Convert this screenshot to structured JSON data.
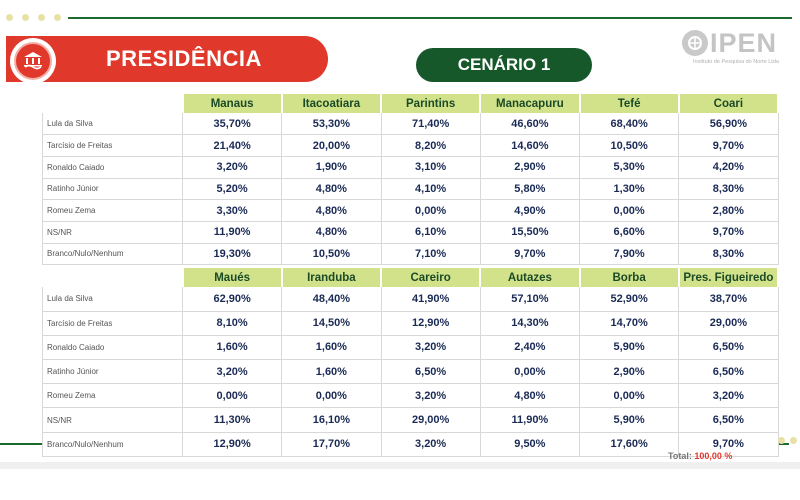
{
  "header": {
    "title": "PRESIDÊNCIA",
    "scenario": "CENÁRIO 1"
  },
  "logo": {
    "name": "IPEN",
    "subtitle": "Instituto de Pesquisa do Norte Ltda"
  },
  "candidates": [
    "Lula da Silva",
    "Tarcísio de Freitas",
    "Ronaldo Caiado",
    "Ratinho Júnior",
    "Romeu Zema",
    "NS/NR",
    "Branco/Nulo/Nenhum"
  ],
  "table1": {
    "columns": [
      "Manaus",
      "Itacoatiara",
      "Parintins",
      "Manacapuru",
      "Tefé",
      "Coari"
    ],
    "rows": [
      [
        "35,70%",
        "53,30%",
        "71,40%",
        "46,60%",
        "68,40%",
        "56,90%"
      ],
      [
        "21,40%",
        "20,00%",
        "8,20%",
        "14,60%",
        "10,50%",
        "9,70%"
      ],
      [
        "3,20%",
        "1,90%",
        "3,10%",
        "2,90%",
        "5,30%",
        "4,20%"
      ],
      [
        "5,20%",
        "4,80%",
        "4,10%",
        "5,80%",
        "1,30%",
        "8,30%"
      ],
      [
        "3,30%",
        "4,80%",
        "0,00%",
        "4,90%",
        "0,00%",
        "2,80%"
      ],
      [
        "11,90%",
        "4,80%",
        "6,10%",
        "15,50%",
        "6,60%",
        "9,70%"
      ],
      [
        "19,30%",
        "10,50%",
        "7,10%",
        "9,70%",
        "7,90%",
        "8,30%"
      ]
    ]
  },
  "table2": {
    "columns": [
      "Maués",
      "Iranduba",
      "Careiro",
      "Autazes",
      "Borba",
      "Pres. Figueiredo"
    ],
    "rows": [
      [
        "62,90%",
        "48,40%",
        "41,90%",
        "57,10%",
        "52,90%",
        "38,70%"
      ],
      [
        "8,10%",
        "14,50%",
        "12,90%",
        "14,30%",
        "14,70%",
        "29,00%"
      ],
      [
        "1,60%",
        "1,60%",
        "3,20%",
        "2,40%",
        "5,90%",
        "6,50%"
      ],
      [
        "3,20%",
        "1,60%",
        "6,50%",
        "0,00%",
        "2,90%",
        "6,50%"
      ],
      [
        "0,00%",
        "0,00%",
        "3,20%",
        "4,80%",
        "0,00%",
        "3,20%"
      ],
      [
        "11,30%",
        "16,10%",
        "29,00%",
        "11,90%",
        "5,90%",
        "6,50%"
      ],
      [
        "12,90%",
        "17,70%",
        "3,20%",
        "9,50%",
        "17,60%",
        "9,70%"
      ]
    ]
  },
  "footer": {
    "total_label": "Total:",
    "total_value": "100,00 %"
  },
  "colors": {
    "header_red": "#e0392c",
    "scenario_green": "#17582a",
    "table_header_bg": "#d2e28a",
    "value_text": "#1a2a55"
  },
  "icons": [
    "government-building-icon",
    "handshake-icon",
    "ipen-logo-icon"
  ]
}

> [What is expected] All of the records above must be copied exactly, except for the pictures.

> [Written response]
Convert this screenshot to structured JSON data.
{
  "header": {
    "title": "PRESIDÊNCIA",
    "scenario": "CENÁRIO 1"
  },
  "logo": {
    "name": "IPEN",
    "subtitle": "Instituto de Pesquisa do Norte Ltda"
  },
  "candidates": [
    "Lula da Silva",
    "Tarcísio de Freitas",
    "Ronaldo Caiado",
    "Ratinho Júnior",
    "Romeu Zema",
    "NS/NR",
    "Branco/Nulo/Nenhum"
  ],
  "table1": {
    "columns": [
      "Manaus",
      "Itacoatiara",
      "Parintins",
      "Manacapuru",
      "Tefé",
      "Coari"
    ],
    "rows": [
      [
        "35,70%",
        "53,30%",
        "71,40%",
        "46,60%",
        "68,40%",
        "56,90%"
      ],
      [
        "21,40%",
        "20,00%",
        "8,20%",
        "14,60%",
        "10,50%",
        "9,70%"
      ],
      [
        "3,20%",
        "1,90%",
        "3,10%",
        "2,90%",
        "5,30%",
        "4,20%"
      ],
      [
        "5,20%",
        "4,80%",
        "4,10%",
        "5,80%",
        "1,30%",
        "8,30%"
      ],
      [
        "3,30%",
        "4,80%",
        "0,00%",
        "4,90%",
        "0,00%",
        "2,80%"
      ],
      [
        "11,90%",
        "4,80%",
        "6,10%",
        "15,50%",
        "6,60%",
        "9,70%"
      ],
      [
        "19,30%",
        "10,50%",
        "7,10%",
        "9,70%",
        "7,90%",
        "8,30%"
      ]
    ]
  },
  "table2": {
    "columns": [
      "Maués",
      "Iranduba",
      "Careiro",
      "Autazes",
      "Borba",
      "Pres. Figueiredo"
    ],
    "rows": [
      [
        "62,90%",
        "48,40%",
        "41,90%",
        "57,10%",
        "52,90%",
        "38,70%"
      ],
      [
        "8,10%",
        "14,50%",
        "12,90%",
        "14,30%",
        "14,70%",
        "29,00%"
      ],
      [
        "1,60%",
        "1,60%",
        "3,20%",
        "2,40%",
        "5,90%",
        "6,50%"
      ],
      [
        "3,20%",
        "1,60%",
        "6,50%",
        "0,00%",
        "2,90%",
        "6,50%"
      ],
      [
        "0,00%",
        "0,00%",
        "3,20%",
        "4,80%",
        "0,00%",
        "3,20%"
      ],
      [
        "11,30%",
        "16,10%",
        "29,00%",
        "11,90%",
        "5,90%",
        "6,50%"
      ],
      [
        "12,90%",
        "17,70%",
        "3,20%",
        "9,50%",
        "17,60%",
        "9,70%"
      ]
    ]
  },
  "footer": {
    "total_label": "Total:",
    "total_value": "100,00 %"
  },
  "colors": {
    "header_red": "#e0392c",
    "scenario_green": "#17582a",
    "table_header_bg": "#d2e28a",
    "value_text": "#1a2a55"
  },
  "icons": [
    "government-building-icon",
    "handshake-icon",
    "ipen-logo-icon"
  ]
}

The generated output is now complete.